Las contingencias de la vida 

Por lo que sea, por esas contingencias que se pueden dar o no (los pragmatistas filosóficos saben que eso es la existencia, pura contingencia), llegué justo cuando acababa un corto sobre un francés que tocaba el acordeón en Lanzarote, que fue muy aplaudido al concluir, para conocer luego la historia de Agwe, un niño que aún crece en la barriga de su madre (Mirlande, 6 meses de embarazo) y cuyo padre (François) parte de la costa de Haití hacia EEUU simplemente en busca de un futuro mejor para los suyos. Da igual el sitio de partida, da igual el destino, es la historia de cada día, la de los que vienen de África o huyen ahora de Líbano, la de los que se van de China por el régimen o la de los que no pueden hacerlo y viven en la miseria y la frustración en cualquier sitio: es la resumida historia de la humanidad.

Datos en estudio:
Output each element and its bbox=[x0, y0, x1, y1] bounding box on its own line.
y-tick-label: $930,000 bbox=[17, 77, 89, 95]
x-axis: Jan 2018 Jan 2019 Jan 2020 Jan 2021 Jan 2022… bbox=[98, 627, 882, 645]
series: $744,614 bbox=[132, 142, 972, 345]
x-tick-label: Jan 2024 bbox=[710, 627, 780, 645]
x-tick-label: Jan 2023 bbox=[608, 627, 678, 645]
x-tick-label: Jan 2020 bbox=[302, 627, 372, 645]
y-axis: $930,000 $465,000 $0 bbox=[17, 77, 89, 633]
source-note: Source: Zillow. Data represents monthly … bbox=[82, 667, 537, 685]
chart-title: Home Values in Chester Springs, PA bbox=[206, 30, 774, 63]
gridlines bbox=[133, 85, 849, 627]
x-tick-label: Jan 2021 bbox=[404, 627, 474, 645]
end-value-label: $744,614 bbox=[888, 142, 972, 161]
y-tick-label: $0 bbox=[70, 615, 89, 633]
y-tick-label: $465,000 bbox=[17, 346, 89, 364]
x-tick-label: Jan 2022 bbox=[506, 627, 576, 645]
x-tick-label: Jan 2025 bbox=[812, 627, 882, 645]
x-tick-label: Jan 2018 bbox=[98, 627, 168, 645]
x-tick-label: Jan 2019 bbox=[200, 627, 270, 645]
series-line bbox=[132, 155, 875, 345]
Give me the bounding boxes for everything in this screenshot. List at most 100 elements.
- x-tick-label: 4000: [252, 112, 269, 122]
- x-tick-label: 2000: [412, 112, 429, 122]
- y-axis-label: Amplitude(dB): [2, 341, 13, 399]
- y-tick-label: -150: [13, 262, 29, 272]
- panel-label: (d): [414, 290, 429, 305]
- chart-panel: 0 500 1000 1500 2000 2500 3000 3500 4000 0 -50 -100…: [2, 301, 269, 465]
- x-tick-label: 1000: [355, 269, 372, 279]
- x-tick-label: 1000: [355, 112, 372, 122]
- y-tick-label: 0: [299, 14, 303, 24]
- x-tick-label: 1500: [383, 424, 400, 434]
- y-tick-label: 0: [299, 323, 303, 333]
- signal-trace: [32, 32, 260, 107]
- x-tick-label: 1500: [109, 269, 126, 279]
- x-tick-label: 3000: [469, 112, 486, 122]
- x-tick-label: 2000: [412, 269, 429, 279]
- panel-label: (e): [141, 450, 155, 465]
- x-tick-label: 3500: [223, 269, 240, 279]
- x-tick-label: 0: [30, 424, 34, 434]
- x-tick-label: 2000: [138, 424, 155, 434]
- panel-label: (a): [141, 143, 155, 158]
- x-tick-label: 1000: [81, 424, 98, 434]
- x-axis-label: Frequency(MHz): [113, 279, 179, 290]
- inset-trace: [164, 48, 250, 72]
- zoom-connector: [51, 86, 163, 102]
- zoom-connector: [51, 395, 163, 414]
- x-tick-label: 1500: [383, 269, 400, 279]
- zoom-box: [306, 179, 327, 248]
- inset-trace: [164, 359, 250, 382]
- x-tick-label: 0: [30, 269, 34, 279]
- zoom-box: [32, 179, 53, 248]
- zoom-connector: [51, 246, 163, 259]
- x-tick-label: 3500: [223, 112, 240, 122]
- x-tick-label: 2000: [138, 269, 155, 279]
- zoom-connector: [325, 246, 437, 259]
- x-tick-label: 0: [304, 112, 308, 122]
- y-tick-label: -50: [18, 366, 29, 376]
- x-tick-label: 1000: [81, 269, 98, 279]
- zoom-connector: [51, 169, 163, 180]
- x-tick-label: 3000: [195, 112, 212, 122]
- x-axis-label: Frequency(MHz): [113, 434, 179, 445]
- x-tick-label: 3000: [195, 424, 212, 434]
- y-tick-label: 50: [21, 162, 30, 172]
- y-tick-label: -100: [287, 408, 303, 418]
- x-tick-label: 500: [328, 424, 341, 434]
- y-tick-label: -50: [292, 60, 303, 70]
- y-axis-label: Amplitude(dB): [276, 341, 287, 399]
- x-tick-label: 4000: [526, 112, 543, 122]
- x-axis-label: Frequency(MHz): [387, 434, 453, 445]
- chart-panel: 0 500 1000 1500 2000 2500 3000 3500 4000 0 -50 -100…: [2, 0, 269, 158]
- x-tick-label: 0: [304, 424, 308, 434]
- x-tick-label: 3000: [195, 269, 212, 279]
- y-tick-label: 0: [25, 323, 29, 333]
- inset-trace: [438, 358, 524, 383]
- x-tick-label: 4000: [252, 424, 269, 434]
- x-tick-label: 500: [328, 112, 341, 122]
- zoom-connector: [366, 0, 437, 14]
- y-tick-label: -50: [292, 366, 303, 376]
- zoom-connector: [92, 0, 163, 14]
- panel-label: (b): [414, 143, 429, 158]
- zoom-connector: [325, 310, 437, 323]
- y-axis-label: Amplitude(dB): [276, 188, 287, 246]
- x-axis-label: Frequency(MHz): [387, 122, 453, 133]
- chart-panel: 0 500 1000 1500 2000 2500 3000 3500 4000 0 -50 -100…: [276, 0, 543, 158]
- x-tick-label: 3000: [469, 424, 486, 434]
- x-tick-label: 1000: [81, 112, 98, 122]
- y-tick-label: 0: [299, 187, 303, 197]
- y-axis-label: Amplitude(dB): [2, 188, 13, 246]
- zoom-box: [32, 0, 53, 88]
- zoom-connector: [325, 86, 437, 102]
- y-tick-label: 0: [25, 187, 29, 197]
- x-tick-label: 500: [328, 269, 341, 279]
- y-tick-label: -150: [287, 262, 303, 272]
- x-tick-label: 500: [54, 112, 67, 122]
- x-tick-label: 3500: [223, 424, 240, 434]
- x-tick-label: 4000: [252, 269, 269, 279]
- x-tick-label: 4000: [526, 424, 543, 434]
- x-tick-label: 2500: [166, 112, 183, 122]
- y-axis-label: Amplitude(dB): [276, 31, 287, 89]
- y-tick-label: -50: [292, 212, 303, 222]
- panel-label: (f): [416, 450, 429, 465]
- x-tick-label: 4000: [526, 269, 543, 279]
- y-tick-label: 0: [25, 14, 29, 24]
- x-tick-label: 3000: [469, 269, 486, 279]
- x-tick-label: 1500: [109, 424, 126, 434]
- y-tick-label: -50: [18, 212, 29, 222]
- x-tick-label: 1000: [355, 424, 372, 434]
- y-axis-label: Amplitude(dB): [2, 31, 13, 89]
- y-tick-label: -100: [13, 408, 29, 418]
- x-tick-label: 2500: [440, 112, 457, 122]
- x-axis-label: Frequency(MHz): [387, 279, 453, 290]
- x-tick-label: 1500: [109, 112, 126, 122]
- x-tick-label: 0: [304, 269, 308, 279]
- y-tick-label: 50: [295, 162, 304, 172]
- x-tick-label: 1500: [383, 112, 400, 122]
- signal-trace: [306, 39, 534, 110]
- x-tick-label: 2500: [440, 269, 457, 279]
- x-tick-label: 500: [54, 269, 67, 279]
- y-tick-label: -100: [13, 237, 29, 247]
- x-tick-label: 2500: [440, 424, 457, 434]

Tus tareas:
A – Según el fragmento sobre las contingencias de la vida, ¿desde qué costa parte François rumbo a EEUU?
B – Escribe la continuación del fragmento sobre las contingencias de la vida a partir de su última oración.

Lista de respuestas:
A – Desde la costa de Haití.

B –
Al acabar, también hubo aplausos para esta cinta dirigida en 2022 por Samuel Suffren –qué apellido más acertado en este caso-. Me fui de los cortos sin que acabara su exhibición pero, unos metros más abajo, en el célebre bar El Principal, donde poco antes había sufrido con el 2-3 del Zaragoza, la música y el karaoke llevaban los contrastes al infinito. El dueño de este negocio sempiterno presume, con razón, de voz, personalidad y letras de canciones (“aunque no tenga estudios”, como repite) y lo exhibe con el micro. Entre rumbas catalanas (había turistas de esa comunidad tan variopinta y de Huesca que se iban esta mañana en avión y que llevaban días disfrutando de este pueblo de contrastes), algún toro enamorado de esa luna (en fin, sin comentarios…), sones gitanos, Rafael (aún menos comentarios, aunque cierto respeto), Pimpinela con pique improvisado con una clienta y hasta la Pantoja, La Restinga demostraba que la vida sigue, aunque el océano se llene de víctimas de algo simplemente inaceptable, pero por todo lo contrario de lo que cree y escupe la ultraderecha y buena parte de la derecha.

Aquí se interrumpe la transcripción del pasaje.